YOUR TASK: Each entry needs to be restated exactly as written.

PROVIDED INFORMATION:
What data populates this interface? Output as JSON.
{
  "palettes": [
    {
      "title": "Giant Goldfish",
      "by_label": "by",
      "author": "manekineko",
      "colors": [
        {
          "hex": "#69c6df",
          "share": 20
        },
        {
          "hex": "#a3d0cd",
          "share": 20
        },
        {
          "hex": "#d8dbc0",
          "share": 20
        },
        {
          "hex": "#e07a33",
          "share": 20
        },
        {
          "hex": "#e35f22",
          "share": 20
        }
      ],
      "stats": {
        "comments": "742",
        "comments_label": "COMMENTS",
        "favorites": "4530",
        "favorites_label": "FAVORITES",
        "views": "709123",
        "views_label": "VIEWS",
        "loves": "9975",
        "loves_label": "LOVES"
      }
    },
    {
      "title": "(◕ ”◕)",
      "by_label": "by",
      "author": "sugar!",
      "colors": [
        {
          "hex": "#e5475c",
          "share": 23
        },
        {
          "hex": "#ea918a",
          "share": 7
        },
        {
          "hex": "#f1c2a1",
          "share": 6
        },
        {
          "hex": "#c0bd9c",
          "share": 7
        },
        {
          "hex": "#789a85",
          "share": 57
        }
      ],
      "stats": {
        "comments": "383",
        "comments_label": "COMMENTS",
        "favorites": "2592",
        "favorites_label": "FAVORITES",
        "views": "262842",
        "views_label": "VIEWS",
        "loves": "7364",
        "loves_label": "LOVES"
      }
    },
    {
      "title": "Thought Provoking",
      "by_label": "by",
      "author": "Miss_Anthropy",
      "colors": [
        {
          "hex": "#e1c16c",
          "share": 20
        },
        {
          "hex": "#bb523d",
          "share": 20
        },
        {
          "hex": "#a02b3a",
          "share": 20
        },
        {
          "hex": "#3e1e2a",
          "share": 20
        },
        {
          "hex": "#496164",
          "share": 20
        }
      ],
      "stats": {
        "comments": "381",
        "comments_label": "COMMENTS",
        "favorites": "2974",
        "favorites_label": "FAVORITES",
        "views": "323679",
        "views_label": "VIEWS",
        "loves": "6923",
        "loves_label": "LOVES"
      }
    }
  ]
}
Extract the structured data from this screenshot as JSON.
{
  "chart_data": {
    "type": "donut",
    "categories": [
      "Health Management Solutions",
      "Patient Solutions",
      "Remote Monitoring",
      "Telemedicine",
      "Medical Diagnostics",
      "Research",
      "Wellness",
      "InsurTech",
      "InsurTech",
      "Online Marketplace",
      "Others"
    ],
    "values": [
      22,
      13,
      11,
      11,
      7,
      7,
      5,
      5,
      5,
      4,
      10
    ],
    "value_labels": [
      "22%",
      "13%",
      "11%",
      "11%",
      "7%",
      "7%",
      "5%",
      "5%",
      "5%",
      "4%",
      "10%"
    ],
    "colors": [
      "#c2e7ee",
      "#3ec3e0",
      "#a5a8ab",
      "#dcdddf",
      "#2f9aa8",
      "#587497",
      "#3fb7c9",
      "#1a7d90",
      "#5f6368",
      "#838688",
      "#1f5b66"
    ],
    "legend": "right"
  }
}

COMPLETED TASK:
What data populates this interface? Output as JSON.
{
  "palettes": [
    {
      "title": "Giant Goldfish",
      "by_label": "by",
      "author": "manekineko",
      "colors": [
        {
          "hex": "#69c6df",
          "share": 20
        },
        {
          "hex": "#a3d0cd",
          "share": 20
        },
        {
          "hex": "#d8dbc0",
          "share": 20
        },
        {
          "hex": "#e07a33",
          "share": 20
        },
        {
          "hex": "#e35f22",
          "share": 20
        }
      ],
      "stats": {
        "comments": "742",
        "comments_label": "COMMENTS",
        "favorites": "4530",
        "favorites_label": "FAVORITES",
        "views": "709123",
        "views_label": "VIEWS",
        "loves": "9975",
        "loves_label": "LOVES"
      }
    },
    {
      "title": "(◕ ”◕)",
      "by_label": "by",
      "author": "sugar!",
      "colors": [
        {
          "hex": "#e5475c",
          "share": 23
        },
        {
          "hex": "#ea918a",
          "share": 7
        },
        {
          "hex": "#f1c2a1",
          "share": 6
        },
        {
          "hex": "#c0bd9c",
          "share": 7
        },
        {
          "hex": "#789a85",
          "share": 57
        }
      ],
      "stats": {
        "comments": "383",
        "comments_label": "COMMENTS",
        "favorites": "2592",
        "favorites_label": "FAVORITES",
        "views": "262842",
        "views_label": "VIEWS",
        "loves": "7364",
        "loves_label": "LOVES"
      }
    },
    {
      "title": "Thought Provoking",
      "by_label": "by",
      "author": "Miss_Anthropy",
      "colors": [
        {
          "hex": "#e1c16c",
          "share": 20
        },
        {
          "hex": "#bb523d",
          "share": 20
        },
        {
          "hex": "#a02b3a",
          "share": 20
        },
        {
          "hex": "#3e1e2a",
          "share": 20
        },
        {
          "hex": "#496164",
          "share": 20
        }
      ],
      "stats": {
        "comments": "381",
        "comments_label": "COMMENTS",
        "favorites": "2974",
        "favorites_label": "FAVORITES",
        "views": "323679",
        "views_label": "VIEWS",
        "loves": "6923",
        "loves_label": "LOVES"
      }
    }
  ]
}
Extract the structured data from this screenshot as JSON.
{
  "chart_data": {
    "type": "donut",
    "categories": [
      "Health Management Solutions",
      "Patient Solutions",
      "Remote Monitoring",
      "Telemedicine",
      "Medical Diagnostics",
      "Research",
      "Wellness",
      "InsurTech",
      "InsurTech",
      "Online Marketplace",
      "Others"
    ],
    "values": [
      22,
      13,
      11,
      11,
      7,
      7,
      5,
      5,
      5,
      4,
      10
    ],
    "value_labels": [
      "22%",
      "13%",
      "11%",
      "11%",
      "7%",
      "7%",
      "5%",
      "5%",
      "5%",
      "4%",
      "10%"
    ],
    "colors": [
      "#c2e7ee",
      "#3ec3e0",
      "#a5a8ab",
      "#dcdddf",
      "#2f9aa8",
      "#587497",
      "#3fb7c9",
      "#1a7d90",
      "#5f6368",
      "#838688",
      "#1f5b66"
    ],
    "legend": "right"
  }
}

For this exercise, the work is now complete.